**Records provided:**
_ _ _ _ _
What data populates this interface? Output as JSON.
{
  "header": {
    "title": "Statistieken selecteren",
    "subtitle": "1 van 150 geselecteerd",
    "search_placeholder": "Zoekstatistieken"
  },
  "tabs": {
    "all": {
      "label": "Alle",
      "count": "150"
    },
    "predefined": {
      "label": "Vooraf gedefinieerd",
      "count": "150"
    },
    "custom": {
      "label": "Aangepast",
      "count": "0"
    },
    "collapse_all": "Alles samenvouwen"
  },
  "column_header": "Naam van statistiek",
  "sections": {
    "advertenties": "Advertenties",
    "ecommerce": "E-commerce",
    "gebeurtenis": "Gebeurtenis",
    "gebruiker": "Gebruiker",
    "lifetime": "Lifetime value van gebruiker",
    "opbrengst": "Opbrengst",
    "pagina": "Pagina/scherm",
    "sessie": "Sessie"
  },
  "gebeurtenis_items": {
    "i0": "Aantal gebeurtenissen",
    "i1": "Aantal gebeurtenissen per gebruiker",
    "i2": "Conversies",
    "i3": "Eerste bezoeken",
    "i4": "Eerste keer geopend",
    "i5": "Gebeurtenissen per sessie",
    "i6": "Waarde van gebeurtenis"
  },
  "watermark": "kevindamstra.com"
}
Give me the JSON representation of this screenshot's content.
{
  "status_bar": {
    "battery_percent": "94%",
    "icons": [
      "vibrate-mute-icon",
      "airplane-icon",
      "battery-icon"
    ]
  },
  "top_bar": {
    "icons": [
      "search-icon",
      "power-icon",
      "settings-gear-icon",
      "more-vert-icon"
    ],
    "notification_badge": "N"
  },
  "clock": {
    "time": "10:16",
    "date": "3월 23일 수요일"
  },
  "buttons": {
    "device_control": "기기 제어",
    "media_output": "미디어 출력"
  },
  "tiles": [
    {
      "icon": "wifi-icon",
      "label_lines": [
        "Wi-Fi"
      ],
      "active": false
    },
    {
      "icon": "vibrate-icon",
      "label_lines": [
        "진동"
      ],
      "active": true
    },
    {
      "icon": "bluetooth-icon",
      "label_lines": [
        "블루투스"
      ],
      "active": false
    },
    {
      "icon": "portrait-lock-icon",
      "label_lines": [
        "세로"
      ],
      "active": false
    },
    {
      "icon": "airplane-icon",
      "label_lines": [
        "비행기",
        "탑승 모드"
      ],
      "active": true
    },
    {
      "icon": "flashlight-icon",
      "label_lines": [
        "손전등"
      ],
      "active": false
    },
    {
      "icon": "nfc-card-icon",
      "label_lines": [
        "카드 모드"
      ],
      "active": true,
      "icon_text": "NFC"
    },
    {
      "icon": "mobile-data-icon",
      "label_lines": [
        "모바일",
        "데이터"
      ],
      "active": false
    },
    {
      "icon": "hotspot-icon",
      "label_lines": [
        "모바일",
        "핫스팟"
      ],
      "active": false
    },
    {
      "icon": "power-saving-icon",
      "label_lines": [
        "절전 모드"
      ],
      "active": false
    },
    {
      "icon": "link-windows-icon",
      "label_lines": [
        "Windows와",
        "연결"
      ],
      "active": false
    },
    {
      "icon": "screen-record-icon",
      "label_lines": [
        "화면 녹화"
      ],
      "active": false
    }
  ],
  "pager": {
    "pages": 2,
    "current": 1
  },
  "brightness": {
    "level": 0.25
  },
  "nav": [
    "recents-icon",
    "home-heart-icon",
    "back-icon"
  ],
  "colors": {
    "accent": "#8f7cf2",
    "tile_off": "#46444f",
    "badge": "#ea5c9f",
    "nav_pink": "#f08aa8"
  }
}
_ _ _ _ _
**Directive:** Repeat the data above, word for word.

**Solution:**
What data populates this interface? Output as JSON.
{
  "header": {
    "title": "Statistieken selecteren",
    "subtitle": "1 van 150 geselecteerd",
    "search_placeholder": "Zoekstatistieken"
  },
  "tabs": {
    "all": {
      "label": "Alle",
      "count": "150"
    },
    "predefined": {
      "label": "Vooraf gedefinieerd",
      "count": "150"
    },
    "custom": {
      "label": "Aangepast",
      "count": "0"
    },
    "collapse_all": "Alles samenvouwen"
  },
  "column_header": "Naam van statistiek",
  "sections": {
    "advertenties": "Advertenties",
    "ecommerce": "E-commerce",
    "gebeurtenis": "Gebeurtenis",
    "gebruiker": "Gebruiker",
    "lifetime": "Lifetime value van gebruiker",
    "opbrengst": "Opbrengst",
    "pagina": "Pagina/scherm",
    "sessie": "Sessie"
  },
  "gebeurtenis_items": {
    "i0": "Aantal gebeurtenissen",
    "i1": "Aantal gebeurtenissen per gebruiker",
    "i2": "Conversies",
    "i3": "Eerste bezoeken",
    "i4": "Eerste keer geopend",
    "i5": "Gebeurtenissen per sessie",
    "i6": "Waarde van gebeurtenis"
  },
  "watermark": "kevindamstra.com"
}
Give me the JSON representation of this screenshot's content.
{
  "status_bar": {
    "battery_percent": "94%",
    "icons": [
      "vibrate-mute-icon",
      "airplane-icon",
      "battery-icon"
    ]
  },
  "top_bar": {
    "icons": [
      "search-icon",
      "power-icon",
      "settings-gear-icon",
      "more-vert-icon"
    ],
    "notification_badge": "N"
  },
  "clock": {
    "time": "10:16",
    "date": "3월 23일 수요일"
  },
  "buttons": {
    "device_control": "기기 제어",
    "media_output": "미디어 출력"
  },
  "tiles": [
    {
      "icon": "wifi-icon",
      "label_lines": [
        "Wi-Fi"
      ],
      "active": false
    },
    {
      "icon": "vibrate-icon",
      "label_lines": [
        "진동"
      ],
      "active": true
    },
    {
      "icon": "bluetooth-icon",
      "label_lines": [
        "블루투스"
      ],
      "active": false
    },
    {
      "icon": "portrait-lock-icon",
      "label_lines": [
        "세로"
      ],
      "active": false
    },
    {
      "icon": "airplane-icon",
      "label_lines": [
        "비행기",
        "탑승 모드"
      ],
      "active": true
    },
    {
      "icon": "flashlight-icon",
      "label_lines": [
        "손전등"
      ],
      "active": false
    },
    {
      "icon": "nfc-card-icon",
      "label_lines": [
        "카드 모드"
      ],
      "active": true,
      "icon_text": "NFC"
    },
    {
      "icon": "mobile-data-icon",
      "label_lines": [
        "모바일",
        "데이터"
      ],
      "active": false
    },
    {
      "icon": "hotspot-icon",
      "label_lines": [
        "모바일",
        "핫스팟"
      ],
      "active": false
    },
    {
      "icon": "power-saving-icon",
      "label_lines": [
        "절전 모드"
      ],
      "active": false
    },
    {
      "icon": "link-windows-icon",
      "label_lines": [
        "Windows와",
        "연결"
      ],
      "active": false
    },
    {
      "icon": "screen-record-icon",
      "label_lines": [
        "화면 녹화"
      ],
      "active": false
    }
  ],
  "pager": {
    "pages": 2,
    "current": 1
  },
  "brightness": {
    "level": 0.25
  },
  "nav": [
    "recents-icon",
    "home-heart-icon",
    "back-icon"
  ],
  "colors": {
    "accent": "#8f7cf2",
    "tile_off": "#46444f",
    "badge": "#ea5c9f",
    "nav_pink": "#f08aa8"
  }
}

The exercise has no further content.